• What to do: Only the lines from the one containing "Read out every word on this page." through the end of the material are to be echoed, each exactly as it appears.

• Information provided:
===============

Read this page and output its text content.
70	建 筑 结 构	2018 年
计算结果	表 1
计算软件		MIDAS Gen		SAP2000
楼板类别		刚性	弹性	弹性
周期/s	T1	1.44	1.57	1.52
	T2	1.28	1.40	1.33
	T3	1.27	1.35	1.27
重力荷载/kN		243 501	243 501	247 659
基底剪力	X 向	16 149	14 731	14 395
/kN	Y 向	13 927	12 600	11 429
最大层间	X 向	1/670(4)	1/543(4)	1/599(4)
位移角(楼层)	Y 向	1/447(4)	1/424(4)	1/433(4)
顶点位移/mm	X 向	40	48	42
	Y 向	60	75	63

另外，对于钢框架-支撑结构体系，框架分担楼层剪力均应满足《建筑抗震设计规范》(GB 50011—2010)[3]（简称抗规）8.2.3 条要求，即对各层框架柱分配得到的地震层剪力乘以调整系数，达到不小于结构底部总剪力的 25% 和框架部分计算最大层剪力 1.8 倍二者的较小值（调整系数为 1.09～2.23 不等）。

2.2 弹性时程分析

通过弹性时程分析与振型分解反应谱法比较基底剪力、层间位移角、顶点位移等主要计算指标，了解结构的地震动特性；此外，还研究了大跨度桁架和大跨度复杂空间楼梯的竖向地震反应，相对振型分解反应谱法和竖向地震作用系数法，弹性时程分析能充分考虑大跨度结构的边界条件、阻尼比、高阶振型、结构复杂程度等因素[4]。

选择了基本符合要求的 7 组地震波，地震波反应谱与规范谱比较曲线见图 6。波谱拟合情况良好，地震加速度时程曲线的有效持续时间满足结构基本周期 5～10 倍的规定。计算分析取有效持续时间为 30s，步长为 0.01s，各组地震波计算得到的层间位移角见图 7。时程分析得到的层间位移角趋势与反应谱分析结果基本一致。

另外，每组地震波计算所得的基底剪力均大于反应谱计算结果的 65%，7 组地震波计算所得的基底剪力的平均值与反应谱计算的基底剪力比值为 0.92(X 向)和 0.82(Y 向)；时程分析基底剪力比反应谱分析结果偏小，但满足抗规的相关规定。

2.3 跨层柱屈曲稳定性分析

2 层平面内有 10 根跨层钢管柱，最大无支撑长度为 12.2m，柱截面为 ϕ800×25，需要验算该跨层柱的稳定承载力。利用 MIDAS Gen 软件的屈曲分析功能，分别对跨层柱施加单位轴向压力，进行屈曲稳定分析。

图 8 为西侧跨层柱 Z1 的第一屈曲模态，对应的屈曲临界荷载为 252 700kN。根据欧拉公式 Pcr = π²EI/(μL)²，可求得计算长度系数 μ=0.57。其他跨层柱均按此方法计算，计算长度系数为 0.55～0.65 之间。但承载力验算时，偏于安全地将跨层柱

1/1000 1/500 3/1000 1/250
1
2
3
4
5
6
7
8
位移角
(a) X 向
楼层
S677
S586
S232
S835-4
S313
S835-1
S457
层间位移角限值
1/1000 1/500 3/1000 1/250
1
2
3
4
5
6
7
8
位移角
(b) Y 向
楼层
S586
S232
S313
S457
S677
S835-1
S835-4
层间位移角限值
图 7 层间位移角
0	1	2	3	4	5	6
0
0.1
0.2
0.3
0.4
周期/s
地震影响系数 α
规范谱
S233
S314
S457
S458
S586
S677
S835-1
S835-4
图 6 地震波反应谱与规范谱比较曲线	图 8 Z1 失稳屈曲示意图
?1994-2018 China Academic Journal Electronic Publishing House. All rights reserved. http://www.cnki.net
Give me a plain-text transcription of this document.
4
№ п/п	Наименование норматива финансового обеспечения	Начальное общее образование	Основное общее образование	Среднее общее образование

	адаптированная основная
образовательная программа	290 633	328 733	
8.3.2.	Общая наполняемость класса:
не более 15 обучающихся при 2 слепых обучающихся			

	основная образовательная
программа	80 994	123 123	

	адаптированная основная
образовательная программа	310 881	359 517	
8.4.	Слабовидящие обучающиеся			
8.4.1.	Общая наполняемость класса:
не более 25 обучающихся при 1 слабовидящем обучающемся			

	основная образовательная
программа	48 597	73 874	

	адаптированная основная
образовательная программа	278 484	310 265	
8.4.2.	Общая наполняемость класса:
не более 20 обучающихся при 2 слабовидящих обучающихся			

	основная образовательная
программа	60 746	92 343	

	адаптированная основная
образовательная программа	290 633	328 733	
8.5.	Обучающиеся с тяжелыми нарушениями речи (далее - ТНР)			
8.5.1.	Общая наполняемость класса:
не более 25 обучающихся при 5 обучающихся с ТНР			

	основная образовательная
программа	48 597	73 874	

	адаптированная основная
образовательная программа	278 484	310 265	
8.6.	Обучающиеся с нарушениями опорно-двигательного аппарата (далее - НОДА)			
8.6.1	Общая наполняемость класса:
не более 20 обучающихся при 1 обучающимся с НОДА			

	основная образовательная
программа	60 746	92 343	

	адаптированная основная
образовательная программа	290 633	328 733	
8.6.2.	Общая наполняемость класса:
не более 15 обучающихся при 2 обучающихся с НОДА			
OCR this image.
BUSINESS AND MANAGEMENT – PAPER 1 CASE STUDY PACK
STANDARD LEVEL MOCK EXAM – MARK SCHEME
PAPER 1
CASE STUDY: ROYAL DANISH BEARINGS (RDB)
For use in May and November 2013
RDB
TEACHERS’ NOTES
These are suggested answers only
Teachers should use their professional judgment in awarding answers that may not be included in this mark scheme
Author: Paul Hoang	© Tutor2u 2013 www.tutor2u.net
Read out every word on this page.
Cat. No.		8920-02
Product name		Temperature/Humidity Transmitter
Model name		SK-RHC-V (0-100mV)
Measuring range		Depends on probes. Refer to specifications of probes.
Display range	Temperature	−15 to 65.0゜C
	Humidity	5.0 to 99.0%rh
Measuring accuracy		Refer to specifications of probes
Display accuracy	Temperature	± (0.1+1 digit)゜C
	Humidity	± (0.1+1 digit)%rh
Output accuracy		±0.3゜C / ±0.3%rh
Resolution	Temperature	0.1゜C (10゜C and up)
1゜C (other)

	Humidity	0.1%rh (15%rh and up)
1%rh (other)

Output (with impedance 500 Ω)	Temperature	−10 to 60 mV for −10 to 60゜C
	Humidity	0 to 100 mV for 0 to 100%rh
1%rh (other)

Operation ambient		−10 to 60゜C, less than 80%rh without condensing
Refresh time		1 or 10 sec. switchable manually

===============

• Exercise output:
Read out every word on this page.
Cat. No.		8920-02
Product name		Temperature/Humidity Transmitter
Model name		SK-RHC-V (0-100mV)
Measuring range		Depends on probes. Refer to specifications of probes.
Display range	Temperature	−15 to 65.0゜C
	Humidity	5.0 to 99.0%rh
Measuring accuracy		Refer to specifications of probes
Display accuracy	Temperature	± (0.1+1 digit)゜C
	Humidity	± (0.1+1 digit)%rh
Output accuracy		±0.3゜C / ±0.3%rh
Resolution	Temperature	0.1゜C (10゜C and up)
1゜C (other)

	Humidity	0.1%rh (15%rh and up)
1%rh (other)

Output (with impedance 500 Ω)	Temperature	−10 to 60 mV for −10 to 60゜C
	Humidity	0 to 100 mV for 0 to 100%rh
1%rh (other)

Operation ambient		−10 to 60゜C, less than 80%rh without condensing
Refresh time		1 or 10 sec. switchable manually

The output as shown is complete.